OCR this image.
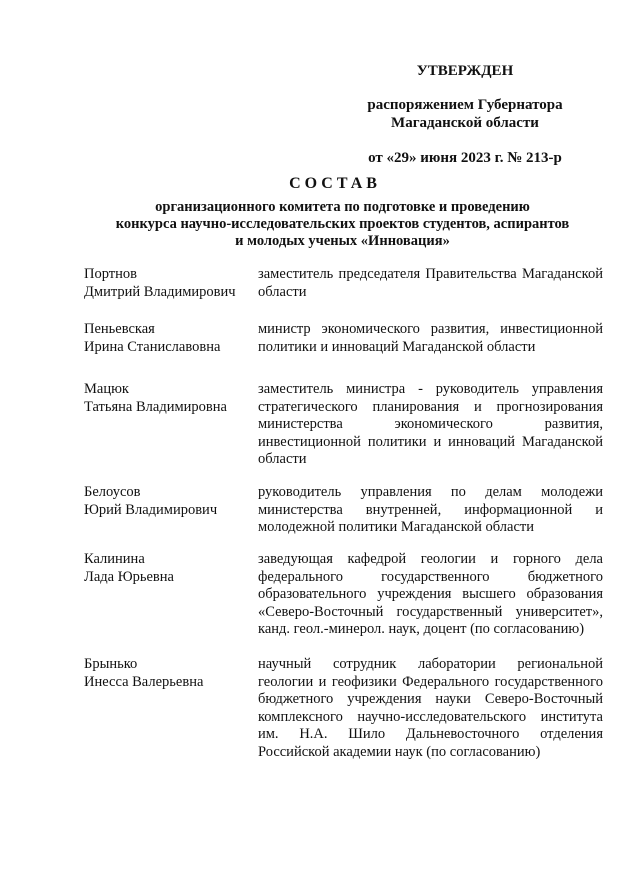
УТВЕРЖДЕН
распоряжением Губернатора
Магаданской области
от «29» июня 2023 г. № 213-р
СОСТАВ
организационного комитета по подготовке и проведению
конкурса научно-исследовательских проектов студентов, аспирантов
и молодых ученых «Инновация»
Портнов
Дмитрий Владимирович
заместитель председателя Правительства Магаданской области
Пеньевская
Ирина Станиславовна
министр экономического развития, инвестиционной политики и инноваций Магаданской области
Мацюк
Татьяна Владимировна
заместитель министра - руководитель управления стратегического планирования и прогнозирования министерства экономического развития, инвестиционной политики и инноваций Магаданской области
Белоусов
Юрий Владимирович
руководитель управления по делам молодежи министерства внутренней, информационной и молодежной политики Магаданской области
Калинина
Лада Юрьевна
заведующая кафедрой геологии и горного дела федерального государственного бюджетного образовательного учреждения высшего образования «Северо-Восточный государственный университет», канд. геол.-минерол. наук, доцент (по согласованию)
Брынько
Инесса Валерьевна
научный сотрудник лаборатории региональной геологии и геофизики Федерального государственного бюджетного учреждения науки Северо-Восточный комплексного научно-исследовательского института им. Н.А. Шило Дальневосточного отделения Российской академии наук (по согласованию)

Task objective
Copy each line that contains the word "заместитель".

Answer to the task
заместитель председателя Правительства Магаданской области
заместитель министра - руководитель управления стратегического планирования и прогнозирования министерства экономического развития, инвестиционной политики и инноваций Магаданской области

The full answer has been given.